# WHAT IS ASKED:
Reproduce each of the lines word for word.

>> start SOURCE DATA

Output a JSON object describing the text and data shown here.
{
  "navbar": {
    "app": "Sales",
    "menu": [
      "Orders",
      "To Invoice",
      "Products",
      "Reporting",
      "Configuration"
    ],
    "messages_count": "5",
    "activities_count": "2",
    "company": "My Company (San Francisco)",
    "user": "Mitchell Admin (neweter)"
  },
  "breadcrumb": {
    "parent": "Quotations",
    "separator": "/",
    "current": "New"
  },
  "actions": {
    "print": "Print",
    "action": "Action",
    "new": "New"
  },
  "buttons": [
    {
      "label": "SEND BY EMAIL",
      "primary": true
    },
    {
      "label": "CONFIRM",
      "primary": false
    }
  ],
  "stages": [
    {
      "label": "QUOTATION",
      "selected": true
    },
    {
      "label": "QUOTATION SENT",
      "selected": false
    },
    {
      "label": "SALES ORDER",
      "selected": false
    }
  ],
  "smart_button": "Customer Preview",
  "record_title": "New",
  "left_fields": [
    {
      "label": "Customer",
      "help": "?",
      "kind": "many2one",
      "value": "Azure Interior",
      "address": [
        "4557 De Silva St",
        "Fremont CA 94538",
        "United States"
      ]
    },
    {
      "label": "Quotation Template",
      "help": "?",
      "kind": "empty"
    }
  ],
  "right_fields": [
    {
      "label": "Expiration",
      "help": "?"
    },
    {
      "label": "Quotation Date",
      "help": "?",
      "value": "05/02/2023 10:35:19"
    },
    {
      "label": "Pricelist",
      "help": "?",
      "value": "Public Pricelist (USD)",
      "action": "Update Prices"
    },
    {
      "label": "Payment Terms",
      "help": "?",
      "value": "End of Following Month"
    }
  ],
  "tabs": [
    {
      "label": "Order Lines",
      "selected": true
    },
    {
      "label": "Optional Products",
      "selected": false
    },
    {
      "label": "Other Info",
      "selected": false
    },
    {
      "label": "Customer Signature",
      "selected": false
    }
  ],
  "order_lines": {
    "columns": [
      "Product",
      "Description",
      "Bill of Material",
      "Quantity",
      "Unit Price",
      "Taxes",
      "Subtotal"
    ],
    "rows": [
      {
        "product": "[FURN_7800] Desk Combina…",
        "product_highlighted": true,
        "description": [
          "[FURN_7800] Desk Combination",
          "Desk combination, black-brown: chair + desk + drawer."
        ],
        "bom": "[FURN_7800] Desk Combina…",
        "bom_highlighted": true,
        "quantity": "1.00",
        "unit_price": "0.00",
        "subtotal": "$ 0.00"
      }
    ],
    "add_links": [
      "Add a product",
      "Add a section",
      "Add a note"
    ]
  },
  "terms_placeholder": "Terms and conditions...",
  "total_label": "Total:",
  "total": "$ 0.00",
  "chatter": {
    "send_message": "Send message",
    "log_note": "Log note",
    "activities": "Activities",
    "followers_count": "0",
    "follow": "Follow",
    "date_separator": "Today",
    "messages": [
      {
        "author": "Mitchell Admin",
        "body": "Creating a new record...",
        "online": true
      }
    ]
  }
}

>> end SOURCE DATA

# EXERCISE RESULT:
Output a JSON object describing the text and data shown here.
{
  "navbar": {
    "app": "Sales",
    "menu": [
      "Orders",
      "To Invoice",
      "Products",
      "Reporting",
      "Configuration"
    ],
    "messages_count": "5",
    "activities_count": "2",
    "company": "My Company (San Francisco)",
    "user": "Mitchell Admin (neweter)"
  },
  "breadcrumb": {
    "parent": "Quotations",
    "separator": "/",
    "current": "New"
  },
  "actions": {
    "print": "Print",
    "action": "Action",
    "new": "New"
  },
  "buttons": [
    {
      "label": "SEND BY EMAIL",
      "primary": true
    },
    {
      "label": "CONFIRM",
      "primary": false
    }
  ],
  "stages": [
    {
      "label": "QUOTATION",
      "selected": true
    },
    {
      "label": "QUOTATION SENT",
      "selected": false
    },
    {
      "label": "SALES ORDER",
      "selected": false
    }
  ],
  "smart_button": "Customer Preview",
  "record_title": "New",
  "left_fields": [
    {
      "label": "Customer",
      "help": "?",
      "kind": "many2one",
      "value": "Azure Interior",
      "address": [
        "4557 De Silva St",
        "Fremont CA 94538",
        "United States"
      ]
    },
    {
      "label": "Quotation Template",
      "help": "?",
      "kind": "empty"
    }
  ],
  "right_fields": [
    {
      "label": "Expiration",
      "help": "?"
    },
    {
      "label": "Quotation Date",
      "help": "?",
      "value": "05/02/2023 10:35:19"
    },
    {
      "label": "Pricelist",
      "help": "?",
      "value": "Public Pricelist (USD)",
      "action": "Update Prices"
    },
    {
      "label": "Payment Terms",
      "help": "?",
      "value": "End of Following Month"
    }
  ],
  "tabs": [
    {
      "label": "Order Lines",
      "selected": true
    },
    {
      "label": "Optional Products",
      "selected": false
    },
    {
      "label": "Other Info",
      "selected": false
    },
    {
      "label": "Customer Signature",
      "selected": false
    }
  ],
  "order_lines": {
    "columns": [
      "Product",
      "Description",
      "Bill of Material",
      "Quantity",
      "Unit Price",
      "Taxes",
      "Subtotal"
    ],
    "rows": [
      {
        "product": "[FURN_7800] Desk Combina…",
        "product_highlighted": true,
        "description": [
          "[FURN_7800] Desk Combination",
          "Desk combination, black-brown: chair + desk + drawer."
        ],
        "bom": "[FURN_7800] Desk Combina…",
        "bom_highlighted": true,
        "quantity": "1.00",
        "unit_price": "0.00",
        "subtotal": "$ 0.00"
      }
    ],
    "add_links": [
      "Add a product",
      "Add a section",
      "Add a note"
    ]
  },
  "terms_placeholder": "Terms and conditions...",
  "total_label": "Total:",
  "total": "$ 0.00",
  "chatter": {
    "send_message": "Send message",
    "log_note": "Log note",
    "activities": "Activities",
    "followers_count": "0",
    "follow": "Follow",
    "date_separator": "Today",
    "messages": [
      {
        "author": "Mitchell Admin",
        "body": "Creating a new record...",
        "online": true
      }
    ]
  }
}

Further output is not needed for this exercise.